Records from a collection

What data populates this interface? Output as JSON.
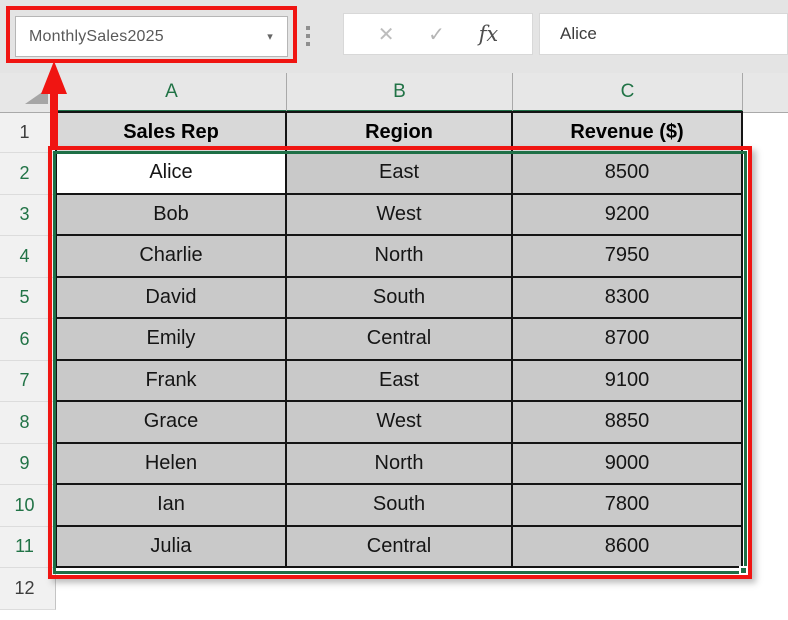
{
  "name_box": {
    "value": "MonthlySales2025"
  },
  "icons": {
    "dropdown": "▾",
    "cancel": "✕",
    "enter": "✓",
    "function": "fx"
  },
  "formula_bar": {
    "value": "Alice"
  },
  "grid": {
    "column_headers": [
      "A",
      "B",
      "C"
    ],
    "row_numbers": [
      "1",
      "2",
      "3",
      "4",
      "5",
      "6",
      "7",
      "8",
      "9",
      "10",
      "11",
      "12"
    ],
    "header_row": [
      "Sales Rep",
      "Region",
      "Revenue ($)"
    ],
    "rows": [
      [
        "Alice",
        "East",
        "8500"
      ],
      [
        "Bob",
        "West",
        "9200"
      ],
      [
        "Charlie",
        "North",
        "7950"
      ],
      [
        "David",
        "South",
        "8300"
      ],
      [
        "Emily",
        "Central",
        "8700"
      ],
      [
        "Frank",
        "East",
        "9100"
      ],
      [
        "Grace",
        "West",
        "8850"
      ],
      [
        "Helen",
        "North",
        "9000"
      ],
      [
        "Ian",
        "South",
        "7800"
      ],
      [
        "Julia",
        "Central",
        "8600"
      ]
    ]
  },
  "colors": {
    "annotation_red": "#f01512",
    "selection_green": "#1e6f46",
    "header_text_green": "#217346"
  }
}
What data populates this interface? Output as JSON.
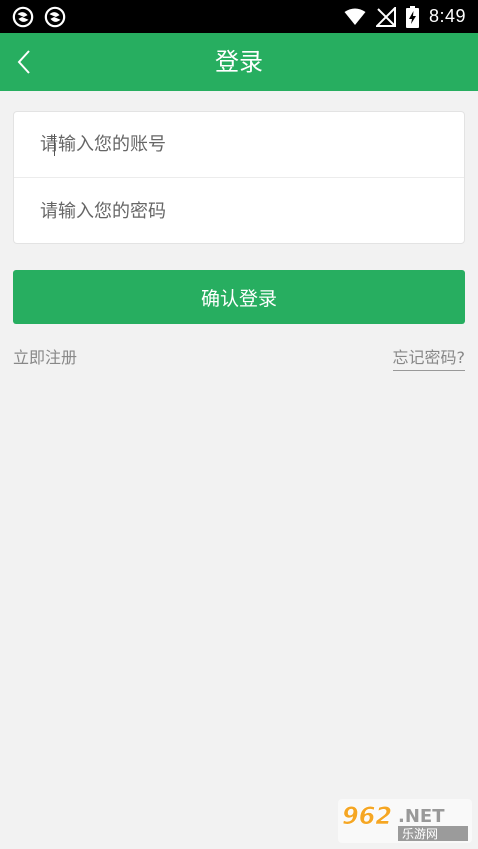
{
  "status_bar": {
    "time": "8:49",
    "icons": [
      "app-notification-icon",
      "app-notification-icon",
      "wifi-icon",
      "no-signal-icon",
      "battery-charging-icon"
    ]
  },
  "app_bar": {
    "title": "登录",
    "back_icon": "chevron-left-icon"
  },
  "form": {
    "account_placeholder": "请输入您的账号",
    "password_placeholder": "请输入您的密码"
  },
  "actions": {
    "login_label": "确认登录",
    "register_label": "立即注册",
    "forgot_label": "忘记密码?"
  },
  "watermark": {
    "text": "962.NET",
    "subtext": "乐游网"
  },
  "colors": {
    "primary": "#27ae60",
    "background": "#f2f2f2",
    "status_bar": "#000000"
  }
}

==

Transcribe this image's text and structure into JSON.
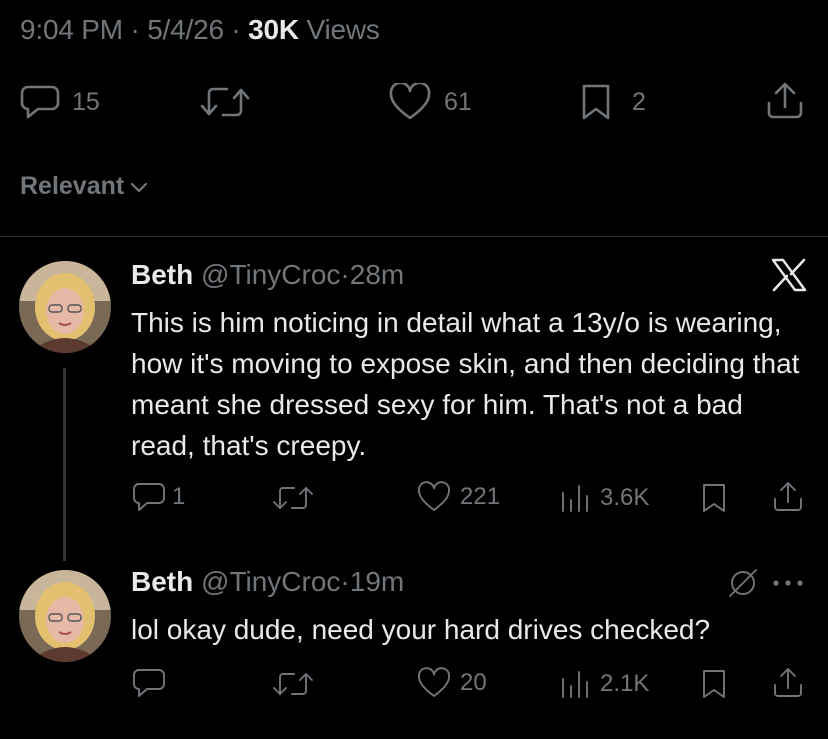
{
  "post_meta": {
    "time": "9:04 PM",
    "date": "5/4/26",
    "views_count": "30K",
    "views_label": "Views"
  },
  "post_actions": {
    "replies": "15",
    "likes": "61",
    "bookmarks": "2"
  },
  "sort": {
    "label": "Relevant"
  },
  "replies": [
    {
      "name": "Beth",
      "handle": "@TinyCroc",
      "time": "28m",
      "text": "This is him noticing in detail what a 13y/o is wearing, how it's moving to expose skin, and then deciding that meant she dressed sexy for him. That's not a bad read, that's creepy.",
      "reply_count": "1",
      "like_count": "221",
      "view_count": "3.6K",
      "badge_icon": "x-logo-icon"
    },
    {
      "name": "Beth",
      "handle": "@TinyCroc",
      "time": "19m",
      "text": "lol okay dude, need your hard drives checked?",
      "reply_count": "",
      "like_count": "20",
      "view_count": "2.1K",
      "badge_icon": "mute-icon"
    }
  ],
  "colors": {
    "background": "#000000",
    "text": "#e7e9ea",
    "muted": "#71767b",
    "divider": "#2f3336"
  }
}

• EXERCISE INSTRUCTIONS: Whichever lines contain the string "background", select and copy them.

• CORRECT RESPONSE:
    "background": "#f2f2f2",
    "background": "#000000",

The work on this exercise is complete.